Untersuchter Text:
-------

Zoff im Mittelmeer  

EU drängt auf Ende der Gassuche – doch der Türkei ist das egal

17.08.2020, 06:32 Uhr | AFP

Zoff im Mittelmeer: EU fordert Türkei zur Beendigung der Gassuche auf. Das türkische Forschungsschiff "Oruc Reis" (M) fährt in Begleitung türkischer Kriegsschiffe über das Mittelmeer: Der Konflikt um Gasbohrungen heizt sich weiter an. (Quelle: dpa/Foto: -/Turkish Defense Ministry/AP Pool/dpa.)

Das türkische Forschungsschiff "Oruc Reis" (M) fährt in Begleitung türkischer Kriegsschiffe über das Mittelmeer: Der Konflikt um Gasbohrungen heizt sich weiter an. (Quelle: Foto: -/Turkish Defense Ministry/AP Pool/dpa./dpa)

Die Türkei will vor Zypern und Griechenland nach Gas bohren und sorgt bei EU-Diplomaten für Unmut. Der Druck auf Istanbul soll nun erhöht werden – bislang ohne scheinbaren Erfolg.

Die Europäische Union hat die türkische Regierung aufgefordert, die Suche nach Gasvorkommen im östlichen Mittelmeer "unverzüglich" einzustellen. Ankaras Haltung untergrabe "Bemühungen um die Wiederaufnahme des Dialogs und der Verhandlungen", erklärte der EU-Außenbeauftragte Josep Borrell am Sonntag. Kurz zuvor hatte die türkische Marine angekündigt, die umstrittenen Bohrungen zur Erkundung von Gasvorkommen in der kommenden Woche vor der Südwestküste Zyperns fortzusetzen.

"Ich fordere die türkischen Behörden auf, diese Aktivitäten unverzüglich einzustellen und sich in vollem Umfang und in gutem Glauben an einem umfassenden Dialog mit der Europäischen Union zu beteiligen", erklärte Borrell. Dies sei der einzige Weg, der zu Stabilität und dauerhaften Lösungen führen könne. Die jüngsten Ankündigungen aus Ankara "befeuern bedauerlicherweise weitere Spannungen und Unsicherheit im östlichen Mittelmeer", hieß es weiter.

-------

Daten zur Analyse:
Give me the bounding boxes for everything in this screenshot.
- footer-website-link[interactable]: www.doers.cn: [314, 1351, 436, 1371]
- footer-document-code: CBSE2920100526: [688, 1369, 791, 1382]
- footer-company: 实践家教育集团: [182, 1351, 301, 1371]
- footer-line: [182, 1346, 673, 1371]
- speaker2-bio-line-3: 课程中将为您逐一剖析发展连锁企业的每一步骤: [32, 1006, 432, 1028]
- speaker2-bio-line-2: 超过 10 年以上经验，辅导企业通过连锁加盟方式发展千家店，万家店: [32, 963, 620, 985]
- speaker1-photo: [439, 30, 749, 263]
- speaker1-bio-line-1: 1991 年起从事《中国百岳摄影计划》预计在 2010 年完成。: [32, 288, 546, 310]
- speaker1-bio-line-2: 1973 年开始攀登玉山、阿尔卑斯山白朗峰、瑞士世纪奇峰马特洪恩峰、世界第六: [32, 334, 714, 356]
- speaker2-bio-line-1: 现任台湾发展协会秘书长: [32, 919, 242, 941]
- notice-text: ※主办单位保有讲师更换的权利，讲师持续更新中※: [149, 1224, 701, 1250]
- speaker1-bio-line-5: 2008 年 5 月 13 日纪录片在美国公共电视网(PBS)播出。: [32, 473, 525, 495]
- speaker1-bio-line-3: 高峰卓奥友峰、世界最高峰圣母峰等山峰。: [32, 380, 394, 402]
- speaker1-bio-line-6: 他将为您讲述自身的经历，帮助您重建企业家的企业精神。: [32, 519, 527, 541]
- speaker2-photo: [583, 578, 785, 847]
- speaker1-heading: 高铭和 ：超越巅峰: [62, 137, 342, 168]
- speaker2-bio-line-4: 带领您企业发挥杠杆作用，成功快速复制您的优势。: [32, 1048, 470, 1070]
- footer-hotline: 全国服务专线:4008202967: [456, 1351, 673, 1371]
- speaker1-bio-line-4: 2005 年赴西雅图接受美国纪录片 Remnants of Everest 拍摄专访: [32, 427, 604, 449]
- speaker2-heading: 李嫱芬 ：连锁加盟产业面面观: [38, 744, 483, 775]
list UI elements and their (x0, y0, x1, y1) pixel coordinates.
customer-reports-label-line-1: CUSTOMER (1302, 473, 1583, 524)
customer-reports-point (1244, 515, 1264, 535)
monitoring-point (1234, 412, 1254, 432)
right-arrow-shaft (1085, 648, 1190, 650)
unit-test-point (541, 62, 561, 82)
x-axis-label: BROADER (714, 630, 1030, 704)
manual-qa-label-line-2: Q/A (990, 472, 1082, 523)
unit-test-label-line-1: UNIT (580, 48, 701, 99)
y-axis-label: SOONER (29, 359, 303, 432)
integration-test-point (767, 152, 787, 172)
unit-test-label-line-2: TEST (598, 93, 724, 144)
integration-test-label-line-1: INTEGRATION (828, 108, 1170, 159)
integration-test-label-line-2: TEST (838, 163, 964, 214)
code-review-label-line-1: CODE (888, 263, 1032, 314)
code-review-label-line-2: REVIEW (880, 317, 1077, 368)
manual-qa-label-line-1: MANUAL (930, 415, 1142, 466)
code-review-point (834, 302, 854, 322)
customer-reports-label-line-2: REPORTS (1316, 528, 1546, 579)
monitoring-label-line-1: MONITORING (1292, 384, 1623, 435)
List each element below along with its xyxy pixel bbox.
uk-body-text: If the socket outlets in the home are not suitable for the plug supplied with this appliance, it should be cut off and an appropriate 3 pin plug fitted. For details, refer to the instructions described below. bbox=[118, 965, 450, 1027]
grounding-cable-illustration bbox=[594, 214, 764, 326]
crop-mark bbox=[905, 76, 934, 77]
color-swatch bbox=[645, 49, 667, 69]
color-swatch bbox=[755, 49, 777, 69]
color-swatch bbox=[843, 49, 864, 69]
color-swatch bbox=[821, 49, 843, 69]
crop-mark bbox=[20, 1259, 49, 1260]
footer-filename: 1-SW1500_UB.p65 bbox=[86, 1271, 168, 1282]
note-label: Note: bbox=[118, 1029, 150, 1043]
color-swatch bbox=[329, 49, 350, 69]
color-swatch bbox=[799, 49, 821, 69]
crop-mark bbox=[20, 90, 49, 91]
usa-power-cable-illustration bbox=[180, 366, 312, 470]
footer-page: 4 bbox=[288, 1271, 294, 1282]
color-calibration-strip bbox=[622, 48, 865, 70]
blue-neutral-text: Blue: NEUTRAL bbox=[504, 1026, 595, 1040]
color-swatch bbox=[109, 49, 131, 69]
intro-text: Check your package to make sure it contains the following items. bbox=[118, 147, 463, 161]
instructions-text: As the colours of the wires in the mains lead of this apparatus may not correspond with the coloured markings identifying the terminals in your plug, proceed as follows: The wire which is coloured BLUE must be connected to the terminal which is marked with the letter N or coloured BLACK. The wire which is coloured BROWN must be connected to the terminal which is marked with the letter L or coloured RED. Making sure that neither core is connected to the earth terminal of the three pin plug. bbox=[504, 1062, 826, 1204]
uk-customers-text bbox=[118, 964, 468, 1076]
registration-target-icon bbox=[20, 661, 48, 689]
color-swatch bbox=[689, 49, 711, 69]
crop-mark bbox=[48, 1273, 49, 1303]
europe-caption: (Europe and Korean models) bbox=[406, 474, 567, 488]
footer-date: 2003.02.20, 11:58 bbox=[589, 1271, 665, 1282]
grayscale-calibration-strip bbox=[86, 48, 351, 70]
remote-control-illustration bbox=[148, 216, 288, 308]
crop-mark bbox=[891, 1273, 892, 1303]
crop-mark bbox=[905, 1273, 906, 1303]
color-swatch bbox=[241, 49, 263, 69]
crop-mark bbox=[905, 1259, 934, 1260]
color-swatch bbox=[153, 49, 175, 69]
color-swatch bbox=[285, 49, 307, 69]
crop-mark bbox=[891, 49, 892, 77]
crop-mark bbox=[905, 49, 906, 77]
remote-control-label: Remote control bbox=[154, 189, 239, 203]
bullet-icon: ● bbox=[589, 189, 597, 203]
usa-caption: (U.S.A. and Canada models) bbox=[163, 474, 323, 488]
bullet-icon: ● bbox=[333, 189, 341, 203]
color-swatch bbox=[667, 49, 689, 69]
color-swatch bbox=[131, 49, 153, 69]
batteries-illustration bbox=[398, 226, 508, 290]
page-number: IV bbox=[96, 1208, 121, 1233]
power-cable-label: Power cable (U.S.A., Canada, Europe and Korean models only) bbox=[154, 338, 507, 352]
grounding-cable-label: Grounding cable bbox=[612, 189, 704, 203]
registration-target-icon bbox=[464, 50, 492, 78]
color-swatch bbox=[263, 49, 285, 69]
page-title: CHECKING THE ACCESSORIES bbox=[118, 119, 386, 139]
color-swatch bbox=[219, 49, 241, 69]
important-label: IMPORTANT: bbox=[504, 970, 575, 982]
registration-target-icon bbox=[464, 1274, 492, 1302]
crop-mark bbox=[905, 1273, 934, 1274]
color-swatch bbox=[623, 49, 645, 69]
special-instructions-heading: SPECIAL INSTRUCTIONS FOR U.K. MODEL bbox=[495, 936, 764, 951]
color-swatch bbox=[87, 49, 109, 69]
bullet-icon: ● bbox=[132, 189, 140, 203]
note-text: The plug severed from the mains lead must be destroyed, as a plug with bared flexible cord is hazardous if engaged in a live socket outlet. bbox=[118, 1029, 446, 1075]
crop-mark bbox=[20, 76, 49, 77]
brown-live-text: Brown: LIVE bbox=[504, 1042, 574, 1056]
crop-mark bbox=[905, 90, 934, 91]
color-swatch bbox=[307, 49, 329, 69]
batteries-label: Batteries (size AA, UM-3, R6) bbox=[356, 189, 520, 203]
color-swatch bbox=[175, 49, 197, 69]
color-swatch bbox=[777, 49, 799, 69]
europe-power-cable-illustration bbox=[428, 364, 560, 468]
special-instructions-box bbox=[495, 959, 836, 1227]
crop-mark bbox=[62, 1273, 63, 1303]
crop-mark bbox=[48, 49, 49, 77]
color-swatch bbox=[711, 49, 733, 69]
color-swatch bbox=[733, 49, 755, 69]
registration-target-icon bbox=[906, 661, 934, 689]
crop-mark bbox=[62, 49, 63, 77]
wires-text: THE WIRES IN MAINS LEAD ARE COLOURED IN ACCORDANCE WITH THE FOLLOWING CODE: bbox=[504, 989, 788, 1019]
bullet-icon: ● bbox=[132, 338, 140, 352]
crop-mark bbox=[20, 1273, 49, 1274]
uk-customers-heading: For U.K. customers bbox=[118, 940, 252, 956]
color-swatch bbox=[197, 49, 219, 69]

-------

Aufgaben:
1. Führe alle Länder- und Städtenamen auf, die im untersuchten Text vorkommen.
2. Beantworte anhand des untersuchten Texts:
(a) Wie heißt das türkische Forschungsschiff?
(b) An welchem Wochentag gab Josep Borrell seine Erklärung ab?
(c) Wo will die türkische Marine die Bohrungen in der kommenden Woche fortsetzen?

Erwartete Ergebnisse:
1. Türkei, Zypern, Griechenland, Istanbul, Ankara

2.
(a) "Oruc Reis"
(b) Am Sonntag
(c) Vor der Südwestküste Zyperns